[Data excerpts]
☆ ☆ ☆ ☆

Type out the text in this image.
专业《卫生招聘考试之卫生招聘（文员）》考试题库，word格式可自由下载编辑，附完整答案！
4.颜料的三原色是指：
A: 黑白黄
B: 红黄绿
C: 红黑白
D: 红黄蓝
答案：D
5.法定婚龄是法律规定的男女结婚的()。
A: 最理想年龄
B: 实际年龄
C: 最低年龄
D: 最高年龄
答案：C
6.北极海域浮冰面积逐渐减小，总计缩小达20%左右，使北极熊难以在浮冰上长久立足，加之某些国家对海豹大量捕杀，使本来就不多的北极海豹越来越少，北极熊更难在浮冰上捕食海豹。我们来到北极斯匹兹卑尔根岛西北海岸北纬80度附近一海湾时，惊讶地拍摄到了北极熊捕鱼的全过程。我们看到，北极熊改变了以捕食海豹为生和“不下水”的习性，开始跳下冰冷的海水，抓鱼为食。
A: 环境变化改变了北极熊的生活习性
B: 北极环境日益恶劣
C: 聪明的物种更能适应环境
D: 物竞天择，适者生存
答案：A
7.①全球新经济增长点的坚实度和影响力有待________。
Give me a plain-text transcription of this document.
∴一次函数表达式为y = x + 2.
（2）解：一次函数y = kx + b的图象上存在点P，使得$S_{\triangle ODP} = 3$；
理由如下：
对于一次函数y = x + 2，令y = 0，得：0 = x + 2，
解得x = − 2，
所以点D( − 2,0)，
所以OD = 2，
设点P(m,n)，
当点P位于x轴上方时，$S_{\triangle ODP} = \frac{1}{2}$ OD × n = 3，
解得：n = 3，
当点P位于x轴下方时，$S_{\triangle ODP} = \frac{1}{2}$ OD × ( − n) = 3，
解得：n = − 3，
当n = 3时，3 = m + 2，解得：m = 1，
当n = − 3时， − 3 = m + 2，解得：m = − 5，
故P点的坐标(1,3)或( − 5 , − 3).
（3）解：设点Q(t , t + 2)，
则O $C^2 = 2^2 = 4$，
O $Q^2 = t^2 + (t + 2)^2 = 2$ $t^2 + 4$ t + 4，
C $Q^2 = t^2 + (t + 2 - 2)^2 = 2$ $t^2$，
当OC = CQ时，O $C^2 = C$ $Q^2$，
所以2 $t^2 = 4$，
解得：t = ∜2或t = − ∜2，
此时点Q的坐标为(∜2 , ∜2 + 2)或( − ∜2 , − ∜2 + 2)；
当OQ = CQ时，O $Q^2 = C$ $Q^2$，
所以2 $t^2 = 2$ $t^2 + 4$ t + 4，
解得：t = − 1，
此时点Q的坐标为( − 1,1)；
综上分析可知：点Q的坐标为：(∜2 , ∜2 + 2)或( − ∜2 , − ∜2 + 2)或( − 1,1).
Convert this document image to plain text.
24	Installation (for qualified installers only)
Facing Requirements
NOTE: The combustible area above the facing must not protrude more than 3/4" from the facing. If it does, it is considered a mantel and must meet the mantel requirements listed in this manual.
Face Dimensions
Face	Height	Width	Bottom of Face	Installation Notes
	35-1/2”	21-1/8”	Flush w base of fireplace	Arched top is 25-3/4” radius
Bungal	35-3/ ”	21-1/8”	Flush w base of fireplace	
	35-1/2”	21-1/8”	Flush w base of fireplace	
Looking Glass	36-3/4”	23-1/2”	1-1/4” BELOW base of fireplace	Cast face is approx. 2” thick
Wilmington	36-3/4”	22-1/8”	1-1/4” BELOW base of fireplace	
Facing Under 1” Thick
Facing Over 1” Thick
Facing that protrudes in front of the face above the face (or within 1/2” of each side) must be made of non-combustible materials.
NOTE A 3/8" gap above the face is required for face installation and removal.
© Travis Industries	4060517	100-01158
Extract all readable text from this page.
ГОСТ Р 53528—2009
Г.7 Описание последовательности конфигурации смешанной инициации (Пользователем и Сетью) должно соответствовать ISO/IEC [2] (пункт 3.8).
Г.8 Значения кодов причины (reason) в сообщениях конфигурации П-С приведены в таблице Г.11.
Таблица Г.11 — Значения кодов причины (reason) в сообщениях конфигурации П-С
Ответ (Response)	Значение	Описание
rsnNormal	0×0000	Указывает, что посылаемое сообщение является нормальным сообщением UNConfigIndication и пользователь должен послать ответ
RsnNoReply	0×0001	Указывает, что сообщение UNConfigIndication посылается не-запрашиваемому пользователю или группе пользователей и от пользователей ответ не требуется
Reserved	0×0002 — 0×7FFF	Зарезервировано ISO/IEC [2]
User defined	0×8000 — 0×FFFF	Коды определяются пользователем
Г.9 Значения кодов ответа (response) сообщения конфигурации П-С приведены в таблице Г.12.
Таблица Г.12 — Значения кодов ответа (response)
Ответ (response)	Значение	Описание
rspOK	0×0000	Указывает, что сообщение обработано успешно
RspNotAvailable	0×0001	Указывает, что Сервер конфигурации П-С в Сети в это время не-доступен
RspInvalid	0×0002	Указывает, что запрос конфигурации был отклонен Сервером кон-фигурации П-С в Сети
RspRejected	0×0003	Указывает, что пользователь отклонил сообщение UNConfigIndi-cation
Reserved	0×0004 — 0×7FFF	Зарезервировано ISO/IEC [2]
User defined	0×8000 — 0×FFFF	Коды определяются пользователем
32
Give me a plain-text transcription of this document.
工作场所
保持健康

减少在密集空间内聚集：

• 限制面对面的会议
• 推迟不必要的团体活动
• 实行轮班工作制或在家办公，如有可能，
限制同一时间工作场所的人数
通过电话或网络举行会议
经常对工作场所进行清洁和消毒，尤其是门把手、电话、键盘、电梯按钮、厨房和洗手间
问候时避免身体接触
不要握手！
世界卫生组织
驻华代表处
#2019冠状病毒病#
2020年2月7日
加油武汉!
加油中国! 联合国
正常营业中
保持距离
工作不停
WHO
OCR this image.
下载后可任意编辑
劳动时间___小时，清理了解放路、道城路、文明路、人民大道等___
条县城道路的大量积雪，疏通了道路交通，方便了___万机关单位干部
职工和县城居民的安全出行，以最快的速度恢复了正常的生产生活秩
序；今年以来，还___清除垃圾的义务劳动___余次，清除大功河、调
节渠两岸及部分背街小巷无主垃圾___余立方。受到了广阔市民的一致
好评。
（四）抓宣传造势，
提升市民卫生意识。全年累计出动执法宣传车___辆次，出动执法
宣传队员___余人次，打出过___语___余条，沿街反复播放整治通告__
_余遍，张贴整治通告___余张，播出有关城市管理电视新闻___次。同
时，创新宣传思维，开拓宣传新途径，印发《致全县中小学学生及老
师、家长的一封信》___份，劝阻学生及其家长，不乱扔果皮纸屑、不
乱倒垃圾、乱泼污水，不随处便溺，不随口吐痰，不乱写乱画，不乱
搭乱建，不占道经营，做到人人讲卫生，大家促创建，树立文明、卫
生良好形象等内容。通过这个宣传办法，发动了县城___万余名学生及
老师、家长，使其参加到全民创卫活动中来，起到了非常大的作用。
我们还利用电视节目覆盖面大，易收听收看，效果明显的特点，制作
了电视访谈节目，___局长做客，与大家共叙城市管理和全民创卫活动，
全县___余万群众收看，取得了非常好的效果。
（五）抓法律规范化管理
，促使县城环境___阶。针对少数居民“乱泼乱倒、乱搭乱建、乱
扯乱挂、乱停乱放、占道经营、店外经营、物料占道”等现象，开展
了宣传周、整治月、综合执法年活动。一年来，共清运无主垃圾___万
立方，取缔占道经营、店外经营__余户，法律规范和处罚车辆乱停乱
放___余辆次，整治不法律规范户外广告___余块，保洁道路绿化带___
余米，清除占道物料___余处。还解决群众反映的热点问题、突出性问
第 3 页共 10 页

☆ ☆ ☆ ☆

## Goal
Extract each entry in full and write it down exactly.

## Correct answer
Type out the text in this image.
专业《卫生招聘考试之卫生招聘（文员）》考试题库，word格式可自由下载编辑，附完整答案！
4.颜料的三原色是指：
A: 黑白黄
B: 红黄绿
C: 红黑白
D: 红黄蓝
答案：D
5.法定婚龄是法律规定的男女结婚的()。
A: 最理想年龄
B: 实际年龄
C: 最低年龄
D: 最高年龄
答案：C
6.北极海域浮冰面积逐渐减小，总计缩小达20%左右，使北极熊难以在浮冰上长久立足，加之某些国家对海豹大量捕杀，使本来就不多的北极海豹越来越少，北极熊更难在浮冰上捕食海豹。我们来到北极斯匹兹卑尔根岛西北海岸北纬80度附近一海湾时，惊讶地拍摄到了北极熊捕鱼的全过程。我们看到，北极熊改变了以捕食海豹为生和“不下水”的习性，开始跳下冰冷的海水，抓鱼为食。
A: 环境变化改变了北极熊的生活习性
B: 北极环境日益恶劣
C: 聪明的物种更能适应环境
D: 物竞天择，适者生存
答案：A
7.①全球新经济增长点的坚实度和影响力有待________。
Give me a plain-text transcription of this document.
∴一次函数表达式为y = x + 2.
（2）解：一次函数y = kx + b的图象上存在点P，使得$S_{\triangle ODP} = 3$；
理由如下：
对于一次函数y = x + 2，令y = 0，得：0 = x + 2，
解得x = − 2，
所以点D( − 2,0)，
所以OD = 2，
设点P(m,n)，
当点P位于x轴上方时，$S_{\triangle ODP} = \frac{1}{2}$ OD × n = 3，
解得：n = 3，
当点P位于x轴下方时，$S_{\triangle ODP} = \frac{1}{2}$ OD × ( − n) = 3，
解得：n = − 3，
当n = 3时，3 = m + 2，解得：m = 1，
当n = − 3时， − 3 = m + 2，解得：m = − 5，
故P点的坐标(1,3)或( − 5 , − 3).
（3）解：设点Q(t , t + 2)，
则O $C^2 = 2^2 = 4$，
O $Q^2 = t^2 + (t + 2)^2 = 2$ $t^2 + 4$ t + 4，
C $Q^2 = t^2 + (t + 2 - 2)^2 = 2$ $t^2$，
当OC = CQ时，O $C^2 = C$ $Q^2$，
所以2 $t^2 = 4$，
解得：t = ∜2或t = − ∜2，
此时点Q的坐标为(∜2 , ∜2 + 2)或( − ∜2 , − ∜2 + 2)；
当OQ = CQ时，O $Q^2 = C$ $Q^2$，
所以2 $t^2 = 2$ $t^2 + 4$ t + 4，
解得：t = − 1，
此时点Q的坐标为( − 1,1)；
综上分析可知：点Q的坐标为：(∜2 , ∜2 + 2)或( − ∜2 , − ∜2 + 2)或( − 1,1).
Convert this document image to plain text.
24	Installation (for qualified installers only)
Facing Requirements
NOTE: The combustible area above the facing must not protrude more than 3/4" from the facing. If it does, it is considered a mantel and must meet the mantel requirements listed in this manual.
Face Dimensions
Face	Height	Width	Bottom of Face	Installation Notes
	35-1/2”	21-1/8”	Flush w base of fireplace	Arched top is 25-3/4” radius
Bungal	35-3/ ”	21-1/8”	Flush w base of fireplace	
	35-1/2”	21-1/8”	Flush w base of fireplace	
Looking Glass	36-3/4”	23-1/2”	1-1/4” BELOW base of fireplace	Cast face is approx. 2” thick
Wilmington	36-3/4”	22-1/8”	1-1/4” BELOW base of fireplace	
Facing Under 1” Thick
Facing Over 1” Thick
Facing that protrudes in front of the face above the face (or within 1/2” of each side) must be made of non-combustible materials.
NOTE A 3/8" gap above the face is required for face installation and removal.
© Travis Industries	4060517	100-01158
Extract all readable text from this page.
ГОСТ Р 53528—2009
Г.7 Описание последовательности конфигурации смешанной инициации (Пользователем и Сетью) должно соответствовать ISO/IEC [2] (пункт 3.8).
Г.8 Значения кодов причины (reason) в сообщениях конфигурации П-С приведены в таблице Г.11.
Таблица Г.11 — Значения кодов причины (reason) в сообщениях конфигурации П-С
Ответ (Response)	Значение	Описание
rsnNormal	0×0000	Указывает, что посылаемое сообщение является нормальным сообщением UNConfigIndication и пользователь должен послать ответ
RsnNoReply	0×0001	Указывает, что сообщение UNConfigIndication посылается не-запрашиваемому пользователю или группе пользователей и от пользователей ответ не требуется
Reserved	0×0002 — 0×7FFF	Зарезервировано ISO/IEC [2]
User defined	0×8000 — 0×FFFF	Коды определяются пользователем
Г.9 Значения кодов ответа (response) сообщения конфигурации П-С приведены в таблице Г.12.
Таблица Г.12 — Значения кодов ответа (response)
Ответ (response)	Значение	Описание
rspOK	0×0000	Указывает, что сообщение обработано успешно
RspNotAvailable	0×0001	Указывает, что Сервер конфигурации П-С в Сети в это время не-доступен
RspInvalid	0×0002	Указывает, что запрос конфигурации был отклонен Сервером кон-фигурации П-С в Сети
RspRejected	0×0003	Указывает, что пользователь отклонил сообщение UNConfigIndi-cation
Reserved	0×0004 — 0×7FFF	Зарезервировано ISO/IEC [2]
User defined	0×8000 — 0×FFFF	Коды определяются пользователем
32
Give me a plain-text transcription of this document.
工作场所
保持健康

减少在密集空间内聚集：

• 限制面对面的会议
• 推迟不必要的团体活动
• 实行轮班工作制或在家办公，如有可能，
限制同一时间工作场所的人数
通过电话或网络举行会议
经常对工作场所进行清洁和消毒，尤其是门把手、电话、键盘、电梯按钮、厨房和洗手间
问候时避免身体接触
不要握手！
世界卫生组织
驻华代表处
#2019冠状病毒病#
2020年2月7日
加油武汉!
加油中国! 联合国
正常营业中
保持距离
工作不停
WHO
OCR this image.
下载后可任意编辑
劳动时间___小时，清理了解放路、道城路、文明路、人民大道等___
条县城道路的大量积雪，疏通了道路交通，方便了___万机关单位干部
职工和县城居民的安全出行，以最快的速度恢复了正常的生产生活秩
序；今年以来，还___清除垃圾的义务劳动___余次，清除大功河、调
节渠两岸及部分背街小巷无主垃圾___余立方。受到了广阔市民的一致
好评。
（四）抓宣传造势，
提升市民卫生意识。全年累计出动执法宣传车___辆次，出动执法
宣传队员___余人次，打出过___语___余条，沿街反复播放整治通告__
_余遍，张贴整治通告___余张，播出有关城市管理电视新闻___次。同
时，创新宣传思维，开拓宣传新途径，印发《致全县中小学学生及老
师、家长的一封信》___份，劝阻学生及其家长，不乱扔果皮纸屑、不
乱倒垃圾、乱泼污水，不随处便溺，不随口吐痰，不乱写乱画，不乱
搭乱建，不占道经营，做到人人讲卫生，大家促创建，树立文明、卫
生良好形象等内容。通过这个宣传办法，发动了县城___万余名学生及
老师、家长，使其参加到全民创卫活动中来，起到了非常大的作用。
我们还利用电视节目覆盖面大，易收听收看，效果明显的特点，制作
了电视访谈节目，___局长做客，与大家共叙城市管理和全民创卫活动，
全县___余万群众收看，取得了非常好的效果。
（五）抓法律规范化管理
，促使县城环境___阶。针对少数居民“乱泼乱倒、乱搭乱建、乱
扯乱挂、乱停乱放、占道经营、店外经营、物料占道”等现象，开展
了宣传周、整治月、综合执法年活动。一年来，共清运无主垃圾___万
立方，取缔占道经营、店外经营__余户，法律规范和处罚车辆乱停乱
放___余辆次，整治不法律规范户外广告___余块，保洁道路绿化带___
余米，清除占道物料___余处。还解决群众反映的热点问题、突出性问
第 3 页共 10 页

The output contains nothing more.